DATASET ROWS

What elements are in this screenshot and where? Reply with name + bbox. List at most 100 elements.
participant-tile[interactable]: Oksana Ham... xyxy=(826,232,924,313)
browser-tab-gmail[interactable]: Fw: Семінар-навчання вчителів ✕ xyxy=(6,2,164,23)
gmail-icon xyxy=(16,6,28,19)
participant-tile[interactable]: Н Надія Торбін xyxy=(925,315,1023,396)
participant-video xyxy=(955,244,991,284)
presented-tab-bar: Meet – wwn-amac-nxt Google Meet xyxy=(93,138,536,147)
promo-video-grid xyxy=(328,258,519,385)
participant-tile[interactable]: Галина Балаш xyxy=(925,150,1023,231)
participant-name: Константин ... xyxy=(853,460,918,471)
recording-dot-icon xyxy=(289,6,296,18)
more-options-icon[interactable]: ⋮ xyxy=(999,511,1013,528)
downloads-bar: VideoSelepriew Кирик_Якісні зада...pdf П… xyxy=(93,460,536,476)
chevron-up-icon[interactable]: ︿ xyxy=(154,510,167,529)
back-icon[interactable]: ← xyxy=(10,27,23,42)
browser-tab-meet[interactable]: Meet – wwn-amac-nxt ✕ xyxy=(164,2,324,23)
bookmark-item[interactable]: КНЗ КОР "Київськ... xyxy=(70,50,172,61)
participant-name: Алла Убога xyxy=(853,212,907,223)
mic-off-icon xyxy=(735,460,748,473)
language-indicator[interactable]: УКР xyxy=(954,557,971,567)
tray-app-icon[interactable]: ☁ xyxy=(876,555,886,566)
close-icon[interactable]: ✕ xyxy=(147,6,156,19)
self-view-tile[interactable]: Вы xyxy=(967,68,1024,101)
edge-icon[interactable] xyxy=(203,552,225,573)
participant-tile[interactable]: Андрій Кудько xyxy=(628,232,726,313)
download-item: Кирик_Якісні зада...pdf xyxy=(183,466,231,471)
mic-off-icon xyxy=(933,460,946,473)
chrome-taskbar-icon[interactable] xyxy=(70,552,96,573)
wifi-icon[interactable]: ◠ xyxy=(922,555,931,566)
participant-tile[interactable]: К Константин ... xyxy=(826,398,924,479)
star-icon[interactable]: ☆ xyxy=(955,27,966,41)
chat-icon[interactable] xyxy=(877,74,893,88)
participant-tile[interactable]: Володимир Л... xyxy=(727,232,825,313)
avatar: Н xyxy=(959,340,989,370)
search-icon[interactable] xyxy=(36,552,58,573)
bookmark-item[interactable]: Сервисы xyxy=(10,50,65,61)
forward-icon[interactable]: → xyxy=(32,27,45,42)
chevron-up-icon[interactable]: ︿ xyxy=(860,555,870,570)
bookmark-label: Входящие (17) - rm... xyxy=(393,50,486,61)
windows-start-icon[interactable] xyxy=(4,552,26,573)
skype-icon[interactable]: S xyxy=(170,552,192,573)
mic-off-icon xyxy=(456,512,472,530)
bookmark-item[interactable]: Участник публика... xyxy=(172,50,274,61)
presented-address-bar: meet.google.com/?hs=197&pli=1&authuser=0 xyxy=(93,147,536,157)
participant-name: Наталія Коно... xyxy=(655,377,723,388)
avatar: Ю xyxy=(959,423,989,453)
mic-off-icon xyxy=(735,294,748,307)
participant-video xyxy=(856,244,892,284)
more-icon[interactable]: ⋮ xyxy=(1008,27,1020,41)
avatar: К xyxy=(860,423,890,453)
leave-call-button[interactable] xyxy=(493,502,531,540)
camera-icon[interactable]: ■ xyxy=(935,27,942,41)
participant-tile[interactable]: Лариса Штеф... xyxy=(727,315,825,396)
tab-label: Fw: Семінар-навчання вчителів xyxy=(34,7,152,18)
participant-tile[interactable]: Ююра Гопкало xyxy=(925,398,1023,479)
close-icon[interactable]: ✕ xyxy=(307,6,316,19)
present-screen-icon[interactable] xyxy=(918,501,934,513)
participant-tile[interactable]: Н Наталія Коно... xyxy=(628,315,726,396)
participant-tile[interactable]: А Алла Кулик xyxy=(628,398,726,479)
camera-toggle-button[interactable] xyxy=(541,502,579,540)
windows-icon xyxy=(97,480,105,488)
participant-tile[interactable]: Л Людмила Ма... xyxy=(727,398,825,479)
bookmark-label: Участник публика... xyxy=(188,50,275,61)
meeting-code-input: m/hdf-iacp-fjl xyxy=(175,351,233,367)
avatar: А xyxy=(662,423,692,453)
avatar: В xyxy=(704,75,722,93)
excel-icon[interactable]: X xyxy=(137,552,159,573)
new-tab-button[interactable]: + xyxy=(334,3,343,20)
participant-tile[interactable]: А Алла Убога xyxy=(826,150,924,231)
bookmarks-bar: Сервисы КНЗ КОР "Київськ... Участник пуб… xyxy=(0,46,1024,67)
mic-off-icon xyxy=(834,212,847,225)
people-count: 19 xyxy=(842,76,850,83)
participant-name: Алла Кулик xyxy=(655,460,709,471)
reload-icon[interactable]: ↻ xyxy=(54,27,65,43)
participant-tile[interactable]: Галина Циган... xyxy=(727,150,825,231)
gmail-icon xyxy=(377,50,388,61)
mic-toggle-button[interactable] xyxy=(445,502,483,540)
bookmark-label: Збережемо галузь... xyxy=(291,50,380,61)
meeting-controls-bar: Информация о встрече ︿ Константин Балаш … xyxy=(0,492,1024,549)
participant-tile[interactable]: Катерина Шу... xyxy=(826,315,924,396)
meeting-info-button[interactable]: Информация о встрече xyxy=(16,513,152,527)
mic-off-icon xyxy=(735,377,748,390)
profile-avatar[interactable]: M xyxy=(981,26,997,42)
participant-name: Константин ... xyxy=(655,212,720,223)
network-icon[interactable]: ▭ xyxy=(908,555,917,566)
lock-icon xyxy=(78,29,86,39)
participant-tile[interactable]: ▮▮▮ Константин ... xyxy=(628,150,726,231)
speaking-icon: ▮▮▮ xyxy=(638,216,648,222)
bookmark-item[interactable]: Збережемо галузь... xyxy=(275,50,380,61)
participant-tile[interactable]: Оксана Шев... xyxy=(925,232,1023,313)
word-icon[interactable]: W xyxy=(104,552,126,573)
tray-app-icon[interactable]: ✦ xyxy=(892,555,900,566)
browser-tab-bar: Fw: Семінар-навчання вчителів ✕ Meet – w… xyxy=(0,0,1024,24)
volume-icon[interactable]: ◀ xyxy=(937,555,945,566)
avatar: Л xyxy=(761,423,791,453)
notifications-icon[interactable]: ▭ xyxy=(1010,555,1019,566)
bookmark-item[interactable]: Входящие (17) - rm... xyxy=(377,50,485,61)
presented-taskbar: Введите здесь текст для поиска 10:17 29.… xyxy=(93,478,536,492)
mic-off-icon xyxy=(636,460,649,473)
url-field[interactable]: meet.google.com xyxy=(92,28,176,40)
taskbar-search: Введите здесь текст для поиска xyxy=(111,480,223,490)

TASK PROMPT
Can you rewrite the listing from its start through the line containing "windows-start-icon[interactable] xyxy=(4,552,26,573)", swapping "participant-tile" for "attendee-tile" and leaving everything else as it is?

EXERCISE ANSWER
What elements are in this screenshot and where? Reply with name + bbox. List at most 100 elements.
attendee-tile[interactable]: Oksana Ham... xyxy=(826,232,924,313)
browser-tab-gmail[interactable]: Fw: Семінар-навчання вчителів ✕ xyxy=(6,2,164,23)
gmail-icon xyxy=(16,6,28,19)
attendee-tile[interactable]: Н Надія Торбін xyxy=(925,315,1023,396)
participant-video xyxy=(955,244,991,284)
presented-tab-bar: Meet – wwn-amac-nxt Google Meet xyxy=(93,138,536,147)
promo-video-grid xyxy=(328,258,519,385)
attendee-tile[interactable]: Галина Балаш xyxy=(925,150,1023,231)
participant-name: Константин ... xyxy=(853,460,918,471)
recording-dot-icon xyxy=(289,6,296,18)
more-options-icon[interactable]: ⋮ xyxy=(999,511,1013,528)
downloads-bar: VideoSelepriew Кирик_Якісні зада...pdf П… xyxy=(93,460,536,476)
chevron-up-icon[interactable]: ︿ xyxy=(154,510,167,529)
back-icon[interactable]: ← xyxy=(10,27,23,42)
browser-tab-meet[interactable]: Meet – wwn-amac-nxt ✕ xyxy=(164,2,324,23)
bookmark-item[interactable]: КНЗ КОР "Київськ... xyxy=(70,50,172,61)
participant-name: Алла Убога xyxy=(853,212,907,223)
mic-off-icon xyxy=(735,460,748,473)
language-indicator[interactable]: УКР xyxy=(954,557,971,567)
tray-app-icon[interactable]: ☁ xyxy=(876,555,886,566)
close-icon[interactable]: ✕ xyxy=(147,6,156,19)
self-view-tile[interactable]: Вы xyxy=(967,68,1024,101)
edge-icon[interactable] xyxy=(203,552,225,573)
attendee-tile[interactable]: Андрій Кудько xyxy=(628,232,726,313)
download-item: Кирик_Якісні зада...pdf xyxy=(183,466,231,471)
mic-off-icon xyxy=(933,460,946,473)
chrome-taskbar-icon[interactable] xyxy=(70,552,96,573)
wifi-icon[interactable]: ◠ xyxy=(922,555,931,566)
attendee-tile[interactable]: К Константин ... xyxy=(826,398,924,479)
star-icon[interactable]: ☆ xyxy=(955,27,966,41)
chat-icon[interactable] xyxy=(877,74,893,88)
attendee-tile[interactable]: Володимир Л... xyxy=(727,232,825,313)
avatar: Н xyxy=(959,340,989,370)
search-icon[interactable] xyxy=(36,552,58,573)
bookmark-item[interactable]: Сервисы xyxy=(10,50,65,61)
forward-icon[interactable]: → xyxy=(32,27,45,42)
chevron-up-icon[interactable]: ︿ xyxy=(860,555,870,570)
bookmark-label: Входящие (17) - rm... xyxy=(393,50,486,61)
windows-start-icon[interactable] xyxy=(4,552,26,573)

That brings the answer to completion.